Collected data:
•••••
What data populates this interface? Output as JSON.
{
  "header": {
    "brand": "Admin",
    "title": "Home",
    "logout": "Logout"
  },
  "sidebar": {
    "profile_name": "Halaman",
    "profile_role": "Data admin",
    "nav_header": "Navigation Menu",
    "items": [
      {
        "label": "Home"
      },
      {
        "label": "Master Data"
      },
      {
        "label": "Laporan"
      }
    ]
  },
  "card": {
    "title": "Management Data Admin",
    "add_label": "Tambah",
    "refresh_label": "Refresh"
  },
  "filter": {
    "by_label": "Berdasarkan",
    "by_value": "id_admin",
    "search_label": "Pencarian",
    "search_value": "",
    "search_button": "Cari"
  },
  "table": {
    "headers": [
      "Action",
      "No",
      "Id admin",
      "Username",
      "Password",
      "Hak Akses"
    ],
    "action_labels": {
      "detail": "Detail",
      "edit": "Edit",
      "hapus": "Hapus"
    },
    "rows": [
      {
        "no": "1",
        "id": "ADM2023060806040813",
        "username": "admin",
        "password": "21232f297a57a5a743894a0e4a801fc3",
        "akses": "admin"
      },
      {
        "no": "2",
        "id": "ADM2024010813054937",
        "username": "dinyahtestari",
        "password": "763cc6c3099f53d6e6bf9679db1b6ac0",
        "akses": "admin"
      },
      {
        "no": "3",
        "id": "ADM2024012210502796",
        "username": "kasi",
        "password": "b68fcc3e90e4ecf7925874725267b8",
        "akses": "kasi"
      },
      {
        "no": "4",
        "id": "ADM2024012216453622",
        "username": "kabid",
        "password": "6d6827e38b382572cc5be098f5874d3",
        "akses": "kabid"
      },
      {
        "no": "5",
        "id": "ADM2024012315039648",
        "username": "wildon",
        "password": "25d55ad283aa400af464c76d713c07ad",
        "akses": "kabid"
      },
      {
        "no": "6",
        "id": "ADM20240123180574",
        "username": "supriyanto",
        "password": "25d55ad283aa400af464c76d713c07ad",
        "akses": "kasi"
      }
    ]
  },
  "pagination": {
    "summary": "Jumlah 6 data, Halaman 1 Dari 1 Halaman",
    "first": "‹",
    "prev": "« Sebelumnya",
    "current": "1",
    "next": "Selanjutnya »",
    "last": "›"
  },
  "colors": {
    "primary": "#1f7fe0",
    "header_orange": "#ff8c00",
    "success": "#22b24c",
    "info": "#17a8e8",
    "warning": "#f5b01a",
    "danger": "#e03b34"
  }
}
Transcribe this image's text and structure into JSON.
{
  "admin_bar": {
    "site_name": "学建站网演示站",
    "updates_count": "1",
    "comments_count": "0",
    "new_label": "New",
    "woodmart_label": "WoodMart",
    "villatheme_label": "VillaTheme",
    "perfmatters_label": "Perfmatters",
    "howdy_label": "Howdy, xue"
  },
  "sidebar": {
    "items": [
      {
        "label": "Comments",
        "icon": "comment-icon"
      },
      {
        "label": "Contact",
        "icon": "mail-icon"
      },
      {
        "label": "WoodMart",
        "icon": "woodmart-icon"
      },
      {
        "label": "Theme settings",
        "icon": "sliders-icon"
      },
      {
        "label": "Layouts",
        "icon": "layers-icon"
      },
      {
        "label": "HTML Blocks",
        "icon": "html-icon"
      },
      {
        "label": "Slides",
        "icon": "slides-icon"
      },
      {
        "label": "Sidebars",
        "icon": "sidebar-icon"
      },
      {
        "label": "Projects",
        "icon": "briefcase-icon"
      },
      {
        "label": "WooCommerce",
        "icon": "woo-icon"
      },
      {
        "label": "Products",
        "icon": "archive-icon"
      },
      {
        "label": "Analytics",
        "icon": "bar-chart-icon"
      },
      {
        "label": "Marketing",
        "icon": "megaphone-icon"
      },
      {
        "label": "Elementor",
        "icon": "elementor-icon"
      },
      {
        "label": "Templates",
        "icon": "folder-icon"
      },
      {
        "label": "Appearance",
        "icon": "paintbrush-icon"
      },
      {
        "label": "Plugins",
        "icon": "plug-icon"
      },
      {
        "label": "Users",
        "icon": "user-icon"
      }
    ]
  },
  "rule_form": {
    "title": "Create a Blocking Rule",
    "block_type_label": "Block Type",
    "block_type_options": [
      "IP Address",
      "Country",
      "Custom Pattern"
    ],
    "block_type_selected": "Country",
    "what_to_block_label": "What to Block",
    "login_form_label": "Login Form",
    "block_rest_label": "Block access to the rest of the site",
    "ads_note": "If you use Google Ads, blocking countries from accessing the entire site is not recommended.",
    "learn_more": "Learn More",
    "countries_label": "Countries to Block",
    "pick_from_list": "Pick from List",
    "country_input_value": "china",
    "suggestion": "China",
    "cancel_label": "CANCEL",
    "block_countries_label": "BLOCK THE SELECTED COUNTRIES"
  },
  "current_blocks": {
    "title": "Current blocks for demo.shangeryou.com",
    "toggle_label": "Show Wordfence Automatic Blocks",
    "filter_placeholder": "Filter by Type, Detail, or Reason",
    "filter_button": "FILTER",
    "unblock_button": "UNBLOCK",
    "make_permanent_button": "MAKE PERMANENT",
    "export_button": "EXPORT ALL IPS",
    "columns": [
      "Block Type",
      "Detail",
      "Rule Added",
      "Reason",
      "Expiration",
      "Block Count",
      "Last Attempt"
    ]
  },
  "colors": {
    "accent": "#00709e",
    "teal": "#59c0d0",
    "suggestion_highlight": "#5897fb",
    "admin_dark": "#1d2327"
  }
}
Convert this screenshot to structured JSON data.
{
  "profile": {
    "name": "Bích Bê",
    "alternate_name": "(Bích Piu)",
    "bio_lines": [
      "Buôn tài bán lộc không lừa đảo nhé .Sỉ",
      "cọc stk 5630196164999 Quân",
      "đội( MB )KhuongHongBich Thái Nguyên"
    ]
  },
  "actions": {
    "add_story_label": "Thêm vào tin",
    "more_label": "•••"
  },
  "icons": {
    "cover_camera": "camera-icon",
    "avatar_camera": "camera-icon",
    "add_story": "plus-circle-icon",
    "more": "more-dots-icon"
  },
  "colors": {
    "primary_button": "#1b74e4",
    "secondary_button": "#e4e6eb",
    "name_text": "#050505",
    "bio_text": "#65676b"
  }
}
•••••
* Task to carry out:
Print every line of the records exactly. Omit nothing.

* Answer below:
What data populates this interface? Output as JSON.
{
  "header": {
    "brand": "Admin",
    "title": "Home",
    "logout": "Logout"
  },
  "sidebar": {
    "profile_name": "Halaman",
    "profile_role": "Data admin",
    "nav_header": "Navigation Menu",
    "items": [
      {
        "label": "Home"
      },
      {
        "label": "Master Data"
      },
      {
        "label": "Laporan"
      }
    ]
  },
  "card": {
    "title": "Management Data Admin",
    "add_label": "Tambah",
    "refresh_label": "Refresh"
  },
  "filter": {
    "by_label": "Berdasarkan",
    "by_value": "id_admin",
    "search_label": "Pencarian",
    "search_value": "",
    "search_button": "Cari"
  },
  "table": {
    "headers": [
      "Action",
      "No",
      "Id admin",
      "Username",
      "Password",
      "Hak Akses"
    ],
    "action_labels": {
      "detail": "Detail",
      "edit": "Edit",
      "hapus": "Hapus"
    },
    "rows": [
      {
        "no": "1",
        "id": "ADM2023060806040813",
        "username": "admin",
        "password": "21232f297a57a5a743894a0e4a801fc3",
        "akses": "admin"
      },
      {
        "no": "2",
        "id": "ADM2024010813054937",
        "username": "dinyahtestari",
        "password": "763cc6c3099f53d6e6bf9679db1b6ac0",
        "akses": "admin"
      },
      {
        "no": "3",
        "id": "ADM2024012210502796",
        "username": "kasi",
        "password": "b68fcc3e90e4ecf7925874725267b8",
        "akses": "kasi"
      },
      {
        "no": "4",
        "id": "ADM2024012216453622",
        "username": "kabid",
        "password": "6d6827e38b382572cc5be098f5874d3",
        "akses": "kabid"
      },
      {
        "no": "5",
        "id": "ADM2024012315039648",
        "username": "wildon",
        "password": "25d55ad283aa400af464c76d713c07ad",
        "akses": "kabid"
      },
      {
        "no": "6",
        "id": "ADM20240123180574",
        "username": "supriyanto",
        "password": "25d55ad283aa400af464c76d713c07ad",
        "akses": "kasi"
      }
    ]
  },
  "pagination": {
    "summary": "Jumlah 6 data, Halaman 1 Dari 1 Halaman",
    "first": "‹",
    "prev": "« Sebelumnya",
    "current": "1",
    "next": "Selanjutnya »",
    "last": "›"
  },
  "colors": {
    "primary": "#1f7fe0",
    "header_orange": "#ff8c00",
    "success": "#22b24c",
    "info": "#17a8e8",
    "warning": "#f5b01a",
    "danger": "#e03b34"
  }
}
Transcribe this image's text and structure into JSON.
{
  "admin_bar": {
    "site_name": "学建站网演示站",
    "updates_count": "1",
    "comments_count": "0",
    "new_label": "New",
    "woodmart_label": "WoodMart",
    "villatheme_label": "VillaTheme",
    "perfmatters_label": "Perfmatters",
    "howdy_label": "Howdy, xue"
  },
  "sidebar": {
    "items": [
      {
        "label": "Comments",
        "icon": "comment-icon"
      },
      {
        "label": "Contact",
        "icon": "mail-icon"
      },
      {
        "label": "WoodMart",
        "icon": "woodmart-icon"
      },
      {
        "label": "Theme settings",
        "icon": "sliders-icon"
      },
      {
        "label": "Layouts",
        "icon": "layers-icon"
      },
      {
        "label": "HTML Blocks",
        "icon": "html-icon"
      },
      {
        "label": "Slides",
        "icon": "slides-icon"
      },
      {
        "label": "Sidebars",
        "icon": "sidebar-icon"
      },
      {
        "label": "Projects",
        "icon": "briefcase-icon"
      },
      {
        "label": "WooCommerce",
        "icon": "woo-icon"
      },
      {
        "label": "Products",
        "icon": "archive-icon"
      },
      {
        "label": "Analytics",
        "icon": "bar-chart-icon"
      },
      {
        "label": "Marketing",
        "icon": "megaphone-icon"
      },
      {
        "label": "Elementor",
        "icon": "elementor-icon"
      },
      {
        "label": "Templates",
        "icon": "folder-icon"
      },
      {
        "label": "Appearance",
        "icon": "paintbrush-icon"
      },
      {
        "label": "Plugins",
        "icon": "plug-icon"
      },
      {
        "label": "Users",
        "icon": "user-icon"
      }
    ]
  },
  "rule_form": {
    "title": "Create a Blocking Rule",
    "block_type_label": "Block Type",
    "block_type_options": [
      "IP Address",
      "Country",
      "Custom Pattern"
    ],
    "block_type_selected": "Country",
    "what_to_block_label": "What to Block",
    "login_form_label": "Login Form",
    "block_rest_label": "Block access to the rest of the site",
    "ads_note": "If you use Google Ads, blocking countries from accessing the entire site is not recommended.",
    "learn_more": "Learn More",
    "countries_label": "Countries to Block",
    "pick_from_list": "Pick from List",
    "country_input_value": "china",
    "suggestion": "China",
    "cancel_label": "CANCEL",
    "block_countries_label": "BLOCK THE SELECTED COUNTRIES"
  },
  "current_blocks": {
    "title": "Current blocks for demo.shangeryou.com",
    "toggle_label": "Show Wordfence Automatic Blocks",
    "filter_placeholder": "Filter by Type, Detail, or Reason",
    "filter_button": "FILTER",
    "unblock_button": "UNBLOCK",
    "make_permanent_button": "MAKE PERMANENT",
    "export_button": "EXPORT ALL IPS",
    "columns": [
      "Block Type",
      "Detail",
      "Rule Added",
      "Reason",
      "Expiration",
      "Block Count",
      "Last Attempt"
    ]
  },
  "colors": {
    "accent": "#00709e",
    "teal": "#59c0d0",
    "suggestion_highlight": "#5897fb",
    "admin_dark": "#1d2327"
  }
}
Convert this screenshot to structured JSON data.
{
  "profile": {
    "name": "Bích Bê",
    "alternate_name": "(Bích Piu)",
    "bio_lines": [
      "Buôn tài bán lộc không lừa đảo nhé .Sỉ",
      "cọc stk 5630196164999 Quân",
      "đội( MB )KhuongHongBich Thái Nguyên"
    ]
  },
  "actions": {
    "add_story_label": "Thêm vào tin",
    "more_label": "•••"
  },
  "icons": {
    "cover_camera": "camera-icon",
    "avatar_camera": "camera-icon",
    "add_story": "plus-circle-icon",
    "more": "more-dots-icon"
  },
  "colors": {
    "primary_button": "#1b74e4",
    "secondary_button": "#e4e6eb",
    "name_text": "#050505",
    "bio_text": "#65676b"
  }
}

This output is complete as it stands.